- _Written request_:
Read the records below and copy each line that contains "の選定結果について".

(Data records)
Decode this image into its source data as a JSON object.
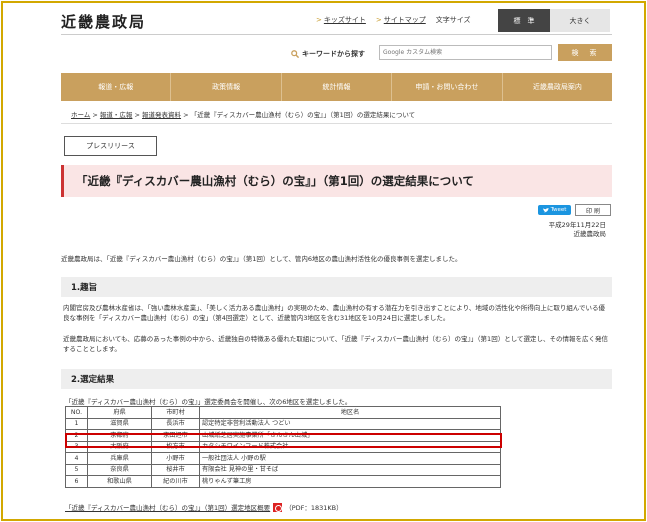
{
  "header": {
    "logo": "近畿農政局",
    "kids_link": "キッズサイト",
    "sitemap_link": "サイトマップ",
    "font_size_label": "文字サイズ",
    "font_standard": "標　準",
    "font_large": "大きく"
  },
  "search": {
    "label": "キーワードから探す",
    "placeholder": "Google カスタム検索",
    "button": "検　索"
  },
  "nav": {
    "items": [
      "報道・広報",
      "政策情報",
      "統計情報",
      "申請・お問い合わせ",
      "近畿農政局案内"
    ]
  },
  "breadcrumb": {
    "home": "ホーム",
    "sep": ">",
    "koho": "報道・広報",
    "release": "報道発表資料",
    "current": "「近畿『ディスカバー農山漁村（むら）の宝』」（第1回）の選定結果について"
  },
  "press_release_button": "プレスリリース",
  "page_title": "「近畿『ディスカバー農山漁村（むら）の宝』」（第1回）の選定結果について",
  "share": {
    "tweet": "Tweet",
    "print": "印 刷"
  },
  "date": "平成29年11月22日",
  "issuer": "近畿農政局",
  "intro": "近畿農政局は、「近畿『ディスカバー農山漁村（むら）の宝』」（第1回）として、管内6地区の農山漁村活性化の優良事例を選定しました。",
  "section1": {
    "heading": "1.趣旨",
    "para1": "内閣官房及び農林水産省は、「強い農林水産業」、「美しく活力ある農山漁村」の実現のため、農山漁村の有する潜在力を引き出すことにより、地域の活性化や所得向上に取り組んでいる優良な事例を「ディスカバー農山漁村（むら）の宝」（第4回選定）として、近畿管内3地区を含む31地区を10月24日に選定しました。",
    "para2": "近畿農政局においても、応募のあった事例の中から、近畿独自の特徴ある優れた取組について、「近畿『ディスカバー農山漁村（むら）の宝』」（第1回）として選定し、その情報を広く発信することとします。"
  },
  "section2": {
    "heading": "2.選定結果",
    "table_intro": "「近畿『ディスカバー農山漁村（むら）の宝』」選定委員会を開催し、次の6地区を選定しました。",
    "headers": [
      "NO.",
      "府県",
      "市町村",
      "地区名"
    ],
    "rows": [
      [
        "1",
        "滋賀県",
        "長浜市",
        "認定特定非営利活動法人 つどい"
      ],
      [
        "2",
        "京都府",
        "京田辺市",
        "山城紙芝居実施事業所「さんさん山城」"
      ],
      [
        "3",
        "大阪府",
        "枚方市",
        "カタシモワインフード株式会社"
      ],
      [
        "4",
        "兵庫県",
        "小野市",
        "一般社団法人 小野の駅"
      ],
      [
        "5",
        "奈良県",
        "桜井市",
        "有限会社 見神の里・甘そば"
      ],
      [
        "6",
        "和歌山県",
        "紀の川市",
        "桃りゃんず筆工房"
      ]
    ],
    "highlighted_row": 2
  },
  "footnote": {
    "link": "「近畿『ディスカバー農山漁村（むら）の宝』」（第1回）選定地区概要",
    "size": "（PDF：1831KB）"
  },
  "colors": {
    "gold": "#c9a05e",
    "highlight_red": "#cc0000",
    "frame": "#d2a800"
  }
}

- _Worked solution_:
    "current": "「近畿『ディスカバー農山漁村（むら）の宝』」（第1回）の選定結果について"
  "page_title": "「近畿『ディスカバー農山漁村（むら）の宝』」（第1回）の選定結果について",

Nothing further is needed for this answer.